■ Records supplied
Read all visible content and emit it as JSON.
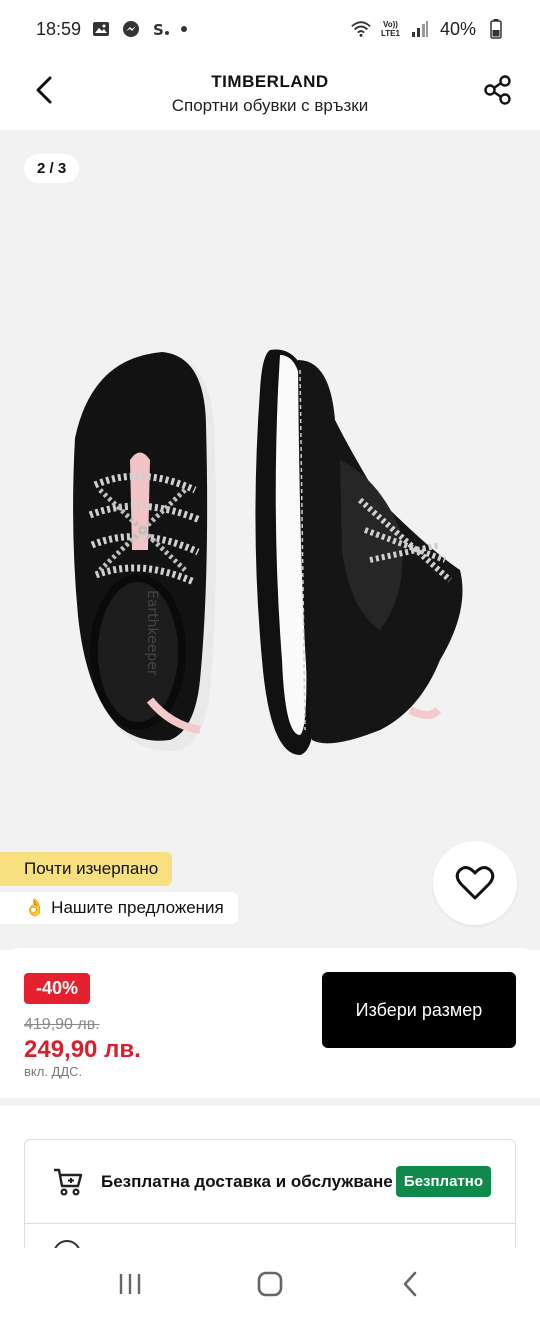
{
  "status_bar": {
    "time": "18:59",
    "battery": "40%",
    "network_label": "Vo))\nLTE1"
  },
  "header": {
    "brand": "TIMBERLAND",
    "subtitle": "Спортни обувки с връзки"
  },
  "gallery": {
    "counter": "2 / 3",
    "low_stock_label": "Почти изчерпано",
    "offers_emoji": "👌",
    "offers_label": "Нашите предложения"
  },
  "price": {
    "discount": "-40%",
    "old_price": "419,90 лв.",
    "new_price": "249,90 лв.",
    "vat_note": "вкл. ДДС.",
    "select_size_label": "Избери размер"
  },
  "delivery": {
    "title": "Безплатна доставка и обслужване",
    "badge": "Безплатно"
  },
  "colors": {
    "accent_red": "#e5212f",
    "price_red": "#d8202c",
    "badge_green": "#108a4a",
    "low_stock_yellow": "#f8e081"
  },
  "icons": [
    "back-arrow-icon",
    "share-icon",
    "heart-icon",
    "cart-icon",
    "recent-apps-icon",
    "home-icon",
    "nav-back-icon"
  ]
}
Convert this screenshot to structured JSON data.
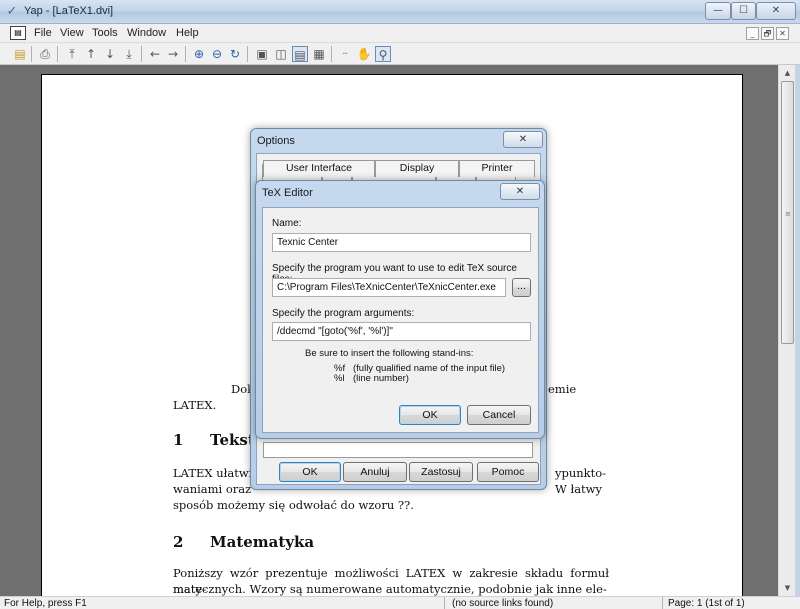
{
  "window": {
    "title": "Yap - [LaTeX1.dvi]",
    "controls": {
      "minimize": "—",
      "maximize": "☐",
      "close": "✕"
    }
  },
  "menu": {
    "items": [
      "File",
      "View",
      "Tools",
      "Window",
      "Help"
    ],
    "mdi": {
      "minimize": "_",
      "restore": "🗗",
      "close": "✕"
    }
  },
  "toolbar": {
    "icons": [
      "open-icon",
      "print-icon",
      "first-page-icon",
      "previous-page-icon",
      "next-page-icon",
      "last-page-icon",
      "back-icon",
      "forward-icon",
      "zoom-in-icon",
      "zoom-out-icon",
      "refresh-icon",
      "single-page-icon",
      "double-page-icon",
      "continuous-icon",
      "continuous-double-icon",
      "ruler-icon",
      "hand-tool-icon",
      "magnifier-icon"
    ]
  },
  "document": {
    "line_dok": "Dok",
    "line_dok_right": "emie",
    "latex_word": "LATEX.",
    "section1_number": "1",
    "section1_title": "Tekst",
    "para1_line1_left": "LATEX ułatwi",
    "para1_line1_right": "ypunkto-",
    "para1_line2_left": "waniami oraz",
    "para1_line2_right": "W łatwy",
    "para1_line3": "sposób możemy się odwołać do wzoru ??.",
    "section2_number": "2",
    "section2_title": "Matematyka",
    "para2_line1": "Poniższy wzór prezentuje możliwości LATEX w zakresie składu formuł mate-",
    "para2_line2": "matycznych. Wzory są numerowane automatycznie, podobnie jak inne ele-"
  },
  "statusbar": {
    "help": "For Help, press F1",
    "source": "(no source links found)",
    "page": "Page: 1 (1st of 1)"
  },
  "options_dialog": {
    "title": "Options",
    "close": "✕",
    "tabs_back": [
      "",
      "",
      "",
      "",
      ""
    ],
    "tabs_front": [
      "User Interface",
      "Display",
      "Printer"
    ],
    "buttons": {
      "ok": "OK",
      "cancel": "Anuluj",
      "apply": "Zastosuj",
      "help": "Pomoc"
    }
  },
  "tex_editor_dialog": {
    "title": "TeX Editor",
    "close": "✕",
    "name_label": "Name:",
    "name_value": "Texnic Center",
    "program_label": "Specify the program you want to use to edit TeX source files:",
    "program_value": "C:\\Program Files\\TeXnicCenter\\TeXnicCenter.exe",
    "browse": "...",
    "args_label": "Specify the program arguments:",
    "args_value": "/ddecmd \"[goto('%f', '%l')]\"",
    "standins_title": "Be sure to insert the following stand-ins:",
    "standin1_key": "%f",
    "standin1_desc": "(fully qualified name of the input file)",
    "standin2_key": "%l",
    "standin2_desc": "(line number)",
    "ok": "OK",
    "cancel": "Cancel"
  }
}
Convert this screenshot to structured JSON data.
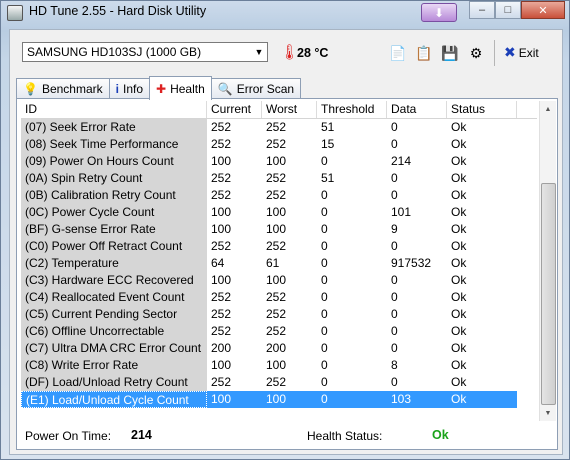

■ Stated task
Nothing but the pictures may be dropped; output the records above exactly.

■ Solution to the exercise
Read all visible content and emit it as JSON.
{
  "status_bar": {
    "time": "18:59",
    "battery": "40%",
    "network_label": "Vo))\nLTE1"
  },
  "header": {
    "brand": "TIMBERLAND",
    "subtitle": "Спортни обувки с връзки"
  },
  "gallery": {
    "counter": "2 / 3",
    "low_stock_label": "Почти изчерпано",
    "offers_emoji": "👌",
    "offers_label": "Нашите предложения"
  },
  "price": {
    "discount": "-40%",
    "old_price": "419,90 лв.",
    "new_price": "249,90 лв.",
    "vat_note": "вкл. ДДС.",
    "select_size_label": "Избери размер"
  },
  "delivery": {
    "title": "Безплатна доставка и обслужване",
    "badge": "Безплатно"
  },
  "colors": {
    "accent_red": "#e5212f",
    "price_red": "#d8202c",
    "badge_green": "#108a4a",
    "low_stock_yellow": "#f8e081"
  },
  "icons": [
    "back-arrow-icon",
    "share-icon",
    "heart-icon",
    "cart-icon",
    "recent-apps-icon",
    "home-icon",
    "nav-back-icon"
  ]
}
Convert this screenshot to structured JSON data.
{
  "window": {
    "title": "Yap - [LaTeX1.dvi]",
    "controls": {
      "minimize": "—",
      "maximize": "☐",
      "close": "✕"
    }
  },
  "menu": {
    "items": [
      "File",
      "View",
      "Tools",
      "Window",
      "Help"
    ],
    "mdi": {
      "minimize": "_",
      "restore": "🗗",
      "close": "✕"
    }
  },
  "toolbar": {
    "icons": [
      "open-icon",
      "print-icon",
      "first-page-icon",
      "previous-page-icon",
      "next-page-icon",
      "last-page-icon",
      "back-icon",
      "forward-icon",
      "zoom-in-icon",
      "zoom-out-icon",
      "refresh-icon",
      "single-page-icon",
      "double-page-icon",
      "continuous-icon",
      "continuous-double-icon",
      "ruler-icon",
      "hand-tool-icon",
      "magnifier-icon"
    ]
  },
  "document": {
    "line_dok": "Dok",
    "line_dok_right": "emie",
    "latex_word": "LATEX.",
    "section1_number": "1",
    "section1_title": "Tekst",
    "para1_line1_left": "LATEX ułatwi",
    "para1_line1_right": "ypunkto-",
    "para1_line2_left": "waniami oraz",
    "para1_line2_right": "W łatwy",
    "para1_line3": "sposób możemy się odwołać do wzoru ??.",
    "section2_number": "2",
    "section2_title": "Matematyka",
    "para2_line1": "Poniższy wzór prezentuje możliwości LATEX w zakresie składu formuł mate-",
    "para2_line2": "matycznych. Wzory są numerowane automatycznie, podobnie jak inne ele-"
  },
  "statusbar": {
    "help": "For Help, press F1",
    "source": "(no source links found)",
    "page": "Page: 1 (1st of 1)"
  },
  "options_dialog": {
    "title": "Options",
    "close": "✕",
    "tabs_back": [
      "",
      "",
      "",
      "",
      ""
    ],
    "tabs_front": [
      "User Interface",
      "Display",
      "Printer"
    ],
    "buttons": {
      "ok": "OK",
      "cancel": "Anuluj",
      "apply": "Zastosuj",
      "help": "Pomoc"
    }
  },
  "tex_editor_dialog": {
    "title": "TeX Editor",
    "close": "✕",
    "name_label": "Name:",
    "name_value": "Texnic Center",
    "program_label": "Specify the program you want to use to edit TeX source files:",
    "program_value": "C:\\Program Files\\TeXnicCenter\\TeXnicCenter.exe",
    "browse": "...",
    "args_label": "Specify the program arguments:",
    "args_value": "/ddecmd \"[goto('%f', '%l')]\"",
    "standins_title": "Be sure to insert the following stand-ins:",
    "standin1_key": "%f",
    "standin1_desc": "(fully qualified name of the input file)",
    "standin2_key": "%l",
    "standin2_desc": "(line number)",
    "ok": "OK",
    "cancel": "Cancel"
  }
}
Convert this screenshot to structured JSON data.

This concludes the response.